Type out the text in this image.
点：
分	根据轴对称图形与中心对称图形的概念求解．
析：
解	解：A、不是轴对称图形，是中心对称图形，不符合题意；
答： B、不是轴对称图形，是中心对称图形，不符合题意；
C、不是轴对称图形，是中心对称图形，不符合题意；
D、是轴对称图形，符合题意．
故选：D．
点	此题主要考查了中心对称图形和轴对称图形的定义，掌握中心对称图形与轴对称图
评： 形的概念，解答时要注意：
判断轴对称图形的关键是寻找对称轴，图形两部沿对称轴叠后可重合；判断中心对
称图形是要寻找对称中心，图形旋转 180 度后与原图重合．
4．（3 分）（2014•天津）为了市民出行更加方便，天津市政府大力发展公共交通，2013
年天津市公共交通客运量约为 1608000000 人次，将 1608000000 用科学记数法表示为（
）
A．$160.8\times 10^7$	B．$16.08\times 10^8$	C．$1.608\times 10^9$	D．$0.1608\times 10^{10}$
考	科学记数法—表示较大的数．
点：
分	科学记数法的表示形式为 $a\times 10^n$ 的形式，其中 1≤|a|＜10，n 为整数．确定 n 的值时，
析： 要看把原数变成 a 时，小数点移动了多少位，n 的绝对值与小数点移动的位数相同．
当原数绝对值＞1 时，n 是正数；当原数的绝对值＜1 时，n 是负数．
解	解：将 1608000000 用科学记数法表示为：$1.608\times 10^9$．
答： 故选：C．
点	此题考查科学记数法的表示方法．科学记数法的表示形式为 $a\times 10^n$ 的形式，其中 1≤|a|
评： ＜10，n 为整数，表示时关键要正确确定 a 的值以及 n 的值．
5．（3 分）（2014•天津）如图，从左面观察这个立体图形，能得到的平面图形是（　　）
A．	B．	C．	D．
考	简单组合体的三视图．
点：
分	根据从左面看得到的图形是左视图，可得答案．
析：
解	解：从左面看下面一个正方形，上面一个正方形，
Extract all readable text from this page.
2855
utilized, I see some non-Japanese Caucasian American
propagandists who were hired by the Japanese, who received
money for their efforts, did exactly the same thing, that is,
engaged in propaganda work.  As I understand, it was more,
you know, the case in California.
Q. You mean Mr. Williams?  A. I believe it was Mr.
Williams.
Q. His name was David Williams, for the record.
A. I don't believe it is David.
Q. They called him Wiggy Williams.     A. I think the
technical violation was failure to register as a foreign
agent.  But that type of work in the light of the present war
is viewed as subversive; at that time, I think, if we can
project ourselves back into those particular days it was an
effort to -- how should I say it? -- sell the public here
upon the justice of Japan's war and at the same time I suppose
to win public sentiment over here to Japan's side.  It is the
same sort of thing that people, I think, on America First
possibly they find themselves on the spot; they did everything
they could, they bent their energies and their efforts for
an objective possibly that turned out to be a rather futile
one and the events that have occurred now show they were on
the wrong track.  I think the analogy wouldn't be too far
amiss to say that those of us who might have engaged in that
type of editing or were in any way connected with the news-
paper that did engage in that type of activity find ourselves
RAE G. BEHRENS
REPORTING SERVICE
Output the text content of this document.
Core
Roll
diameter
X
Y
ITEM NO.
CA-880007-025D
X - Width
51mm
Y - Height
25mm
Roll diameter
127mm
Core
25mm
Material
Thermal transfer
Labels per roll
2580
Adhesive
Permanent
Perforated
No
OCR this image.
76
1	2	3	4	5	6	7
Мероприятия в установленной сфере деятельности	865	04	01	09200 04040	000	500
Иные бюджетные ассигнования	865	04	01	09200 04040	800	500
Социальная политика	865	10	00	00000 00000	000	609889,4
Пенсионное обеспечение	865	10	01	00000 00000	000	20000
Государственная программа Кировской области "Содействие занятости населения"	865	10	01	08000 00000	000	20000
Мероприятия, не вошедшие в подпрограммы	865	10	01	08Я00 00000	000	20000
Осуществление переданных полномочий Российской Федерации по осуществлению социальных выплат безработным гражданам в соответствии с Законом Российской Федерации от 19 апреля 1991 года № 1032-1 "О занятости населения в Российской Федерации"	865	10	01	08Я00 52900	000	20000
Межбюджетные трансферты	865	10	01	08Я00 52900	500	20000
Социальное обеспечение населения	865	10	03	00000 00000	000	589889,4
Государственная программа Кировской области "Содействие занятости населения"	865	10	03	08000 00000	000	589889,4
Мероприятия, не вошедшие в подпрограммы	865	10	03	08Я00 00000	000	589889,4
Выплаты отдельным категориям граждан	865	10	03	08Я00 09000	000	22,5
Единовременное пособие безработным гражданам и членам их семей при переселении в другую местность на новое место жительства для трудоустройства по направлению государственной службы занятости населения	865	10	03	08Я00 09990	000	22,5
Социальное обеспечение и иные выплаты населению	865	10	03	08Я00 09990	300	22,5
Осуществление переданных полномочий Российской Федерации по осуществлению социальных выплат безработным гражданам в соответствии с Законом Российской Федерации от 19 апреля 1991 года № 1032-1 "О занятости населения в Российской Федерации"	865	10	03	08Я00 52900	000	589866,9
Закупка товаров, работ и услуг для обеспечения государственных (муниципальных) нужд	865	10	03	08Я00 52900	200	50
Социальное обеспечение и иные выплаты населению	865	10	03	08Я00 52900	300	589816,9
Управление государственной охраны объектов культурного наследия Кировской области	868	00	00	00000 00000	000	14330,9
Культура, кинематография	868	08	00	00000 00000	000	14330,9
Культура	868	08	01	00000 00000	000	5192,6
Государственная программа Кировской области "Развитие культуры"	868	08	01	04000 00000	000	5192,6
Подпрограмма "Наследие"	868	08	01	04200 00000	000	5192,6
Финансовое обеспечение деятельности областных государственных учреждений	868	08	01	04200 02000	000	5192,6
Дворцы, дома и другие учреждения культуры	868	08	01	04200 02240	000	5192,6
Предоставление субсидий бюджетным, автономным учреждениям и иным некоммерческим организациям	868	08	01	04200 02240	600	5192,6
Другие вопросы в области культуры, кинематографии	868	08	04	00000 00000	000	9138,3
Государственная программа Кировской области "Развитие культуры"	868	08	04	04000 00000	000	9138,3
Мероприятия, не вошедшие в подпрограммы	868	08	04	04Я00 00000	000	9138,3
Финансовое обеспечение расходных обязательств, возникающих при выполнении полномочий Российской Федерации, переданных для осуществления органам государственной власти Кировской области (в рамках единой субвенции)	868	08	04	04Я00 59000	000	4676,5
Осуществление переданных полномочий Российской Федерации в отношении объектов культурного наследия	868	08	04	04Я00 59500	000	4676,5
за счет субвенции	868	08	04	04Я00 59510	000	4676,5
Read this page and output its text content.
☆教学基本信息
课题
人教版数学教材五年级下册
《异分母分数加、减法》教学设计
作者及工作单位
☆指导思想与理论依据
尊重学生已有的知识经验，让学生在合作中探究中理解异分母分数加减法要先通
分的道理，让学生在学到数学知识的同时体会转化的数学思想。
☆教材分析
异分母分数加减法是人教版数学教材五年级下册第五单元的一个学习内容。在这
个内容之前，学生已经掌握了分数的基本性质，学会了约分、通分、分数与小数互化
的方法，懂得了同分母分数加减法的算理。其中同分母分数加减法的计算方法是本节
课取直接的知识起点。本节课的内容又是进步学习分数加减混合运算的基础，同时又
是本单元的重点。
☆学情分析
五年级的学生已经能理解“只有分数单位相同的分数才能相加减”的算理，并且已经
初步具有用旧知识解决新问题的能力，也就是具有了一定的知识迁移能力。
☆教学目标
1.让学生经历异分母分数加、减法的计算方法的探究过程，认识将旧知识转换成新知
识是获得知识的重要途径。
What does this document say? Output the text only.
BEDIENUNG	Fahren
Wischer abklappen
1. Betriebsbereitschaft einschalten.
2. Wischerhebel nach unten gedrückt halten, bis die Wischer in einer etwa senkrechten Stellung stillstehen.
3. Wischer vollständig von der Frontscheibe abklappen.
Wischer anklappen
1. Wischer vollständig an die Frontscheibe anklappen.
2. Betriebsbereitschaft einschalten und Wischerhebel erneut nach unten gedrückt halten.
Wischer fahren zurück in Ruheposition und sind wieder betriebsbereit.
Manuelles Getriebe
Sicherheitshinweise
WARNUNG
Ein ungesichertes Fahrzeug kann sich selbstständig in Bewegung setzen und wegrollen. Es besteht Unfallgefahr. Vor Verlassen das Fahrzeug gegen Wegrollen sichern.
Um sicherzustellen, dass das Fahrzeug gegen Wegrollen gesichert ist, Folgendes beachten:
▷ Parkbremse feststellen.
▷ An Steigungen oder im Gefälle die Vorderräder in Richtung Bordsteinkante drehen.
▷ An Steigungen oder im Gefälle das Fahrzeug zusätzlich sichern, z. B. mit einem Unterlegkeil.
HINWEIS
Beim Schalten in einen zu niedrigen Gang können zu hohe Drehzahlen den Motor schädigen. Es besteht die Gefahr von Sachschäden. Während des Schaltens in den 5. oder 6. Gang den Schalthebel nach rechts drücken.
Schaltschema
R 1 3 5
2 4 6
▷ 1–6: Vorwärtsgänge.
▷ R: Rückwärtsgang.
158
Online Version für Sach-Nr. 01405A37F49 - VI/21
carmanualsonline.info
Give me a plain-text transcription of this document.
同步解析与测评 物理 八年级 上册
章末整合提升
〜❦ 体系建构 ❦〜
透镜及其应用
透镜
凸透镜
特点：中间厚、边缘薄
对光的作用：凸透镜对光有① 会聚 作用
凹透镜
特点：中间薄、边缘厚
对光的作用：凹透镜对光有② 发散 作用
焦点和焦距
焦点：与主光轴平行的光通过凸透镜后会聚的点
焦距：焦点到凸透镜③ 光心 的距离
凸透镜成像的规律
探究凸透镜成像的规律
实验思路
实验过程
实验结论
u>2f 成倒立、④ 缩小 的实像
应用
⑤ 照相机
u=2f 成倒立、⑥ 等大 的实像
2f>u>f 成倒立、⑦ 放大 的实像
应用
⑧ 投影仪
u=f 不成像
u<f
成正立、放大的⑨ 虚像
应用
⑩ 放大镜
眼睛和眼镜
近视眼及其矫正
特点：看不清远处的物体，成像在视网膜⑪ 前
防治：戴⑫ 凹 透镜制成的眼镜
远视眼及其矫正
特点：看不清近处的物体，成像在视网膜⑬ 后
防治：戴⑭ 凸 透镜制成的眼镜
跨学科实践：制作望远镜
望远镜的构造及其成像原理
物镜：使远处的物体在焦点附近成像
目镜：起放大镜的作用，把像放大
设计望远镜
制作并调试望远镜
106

* * * * *

WRITTEN EXERCISE
Give the number of lines in the data that contain "einschalten", with no other words.

OUTPUT FOR THIS TASK
2